**MATERIAL FOR THIS EXERCISE**

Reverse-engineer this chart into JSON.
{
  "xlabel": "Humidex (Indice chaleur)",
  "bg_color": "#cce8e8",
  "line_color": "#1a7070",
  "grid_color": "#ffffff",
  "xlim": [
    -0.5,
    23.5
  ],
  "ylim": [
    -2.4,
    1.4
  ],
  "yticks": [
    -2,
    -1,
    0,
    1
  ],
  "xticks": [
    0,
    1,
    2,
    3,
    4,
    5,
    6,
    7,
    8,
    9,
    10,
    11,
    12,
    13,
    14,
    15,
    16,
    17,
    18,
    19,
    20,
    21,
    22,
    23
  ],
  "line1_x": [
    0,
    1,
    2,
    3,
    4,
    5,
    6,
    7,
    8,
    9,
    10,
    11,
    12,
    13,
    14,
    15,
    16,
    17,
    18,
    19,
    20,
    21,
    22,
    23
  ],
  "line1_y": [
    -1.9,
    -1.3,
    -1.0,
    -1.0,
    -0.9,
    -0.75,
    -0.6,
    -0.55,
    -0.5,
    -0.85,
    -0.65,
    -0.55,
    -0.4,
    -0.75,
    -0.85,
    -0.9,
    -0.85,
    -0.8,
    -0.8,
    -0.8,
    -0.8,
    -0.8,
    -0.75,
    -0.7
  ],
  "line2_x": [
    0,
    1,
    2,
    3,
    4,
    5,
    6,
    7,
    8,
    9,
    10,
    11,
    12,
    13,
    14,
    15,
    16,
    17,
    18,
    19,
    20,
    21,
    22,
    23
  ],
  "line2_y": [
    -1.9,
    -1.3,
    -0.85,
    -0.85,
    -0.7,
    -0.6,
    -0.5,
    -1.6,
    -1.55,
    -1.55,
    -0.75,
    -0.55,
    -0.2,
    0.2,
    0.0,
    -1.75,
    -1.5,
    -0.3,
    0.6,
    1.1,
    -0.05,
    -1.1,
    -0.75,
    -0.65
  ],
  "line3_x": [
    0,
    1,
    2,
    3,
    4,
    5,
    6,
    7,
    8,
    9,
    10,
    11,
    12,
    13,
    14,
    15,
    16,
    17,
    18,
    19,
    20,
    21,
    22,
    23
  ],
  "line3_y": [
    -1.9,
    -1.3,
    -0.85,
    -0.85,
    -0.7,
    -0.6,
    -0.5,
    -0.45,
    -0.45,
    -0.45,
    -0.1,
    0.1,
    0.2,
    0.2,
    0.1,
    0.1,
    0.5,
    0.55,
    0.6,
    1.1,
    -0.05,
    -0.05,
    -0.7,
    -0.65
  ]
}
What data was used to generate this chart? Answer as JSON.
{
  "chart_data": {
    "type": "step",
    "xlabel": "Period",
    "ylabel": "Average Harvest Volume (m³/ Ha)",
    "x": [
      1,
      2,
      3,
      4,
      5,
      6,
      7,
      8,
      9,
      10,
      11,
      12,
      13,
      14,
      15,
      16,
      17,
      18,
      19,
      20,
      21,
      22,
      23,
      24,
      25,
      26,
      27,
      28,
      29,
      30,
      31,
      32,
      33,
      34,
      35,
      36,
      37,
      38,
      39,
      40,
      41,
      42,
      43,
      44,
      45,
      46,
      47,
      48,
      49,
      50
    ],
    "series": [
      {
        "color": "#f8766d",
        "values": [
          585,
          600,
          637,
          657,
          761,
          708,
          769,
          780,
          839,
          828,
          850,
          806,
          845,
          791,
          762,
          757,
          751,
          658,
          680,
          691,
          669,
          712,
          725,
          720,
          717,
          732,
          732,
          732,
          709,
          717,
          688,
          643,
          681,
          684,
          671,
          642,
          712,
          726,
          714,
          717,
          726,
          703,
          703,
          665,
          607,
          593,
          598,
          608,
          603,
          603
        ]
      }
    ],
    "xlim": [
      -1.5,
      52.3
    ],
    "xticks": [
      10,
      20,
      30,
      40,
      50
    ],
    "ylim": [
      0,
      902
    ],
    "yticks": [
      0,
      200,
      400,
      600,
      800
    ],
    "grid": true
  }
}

**WHAT YOU SHOULD DO**
Pull out every line in the data above that has the word "xlabel".

**OUTPUT BELOW**
  "xlabel": "Humidex (Indice chaleur)",
    "xlabel": "Period",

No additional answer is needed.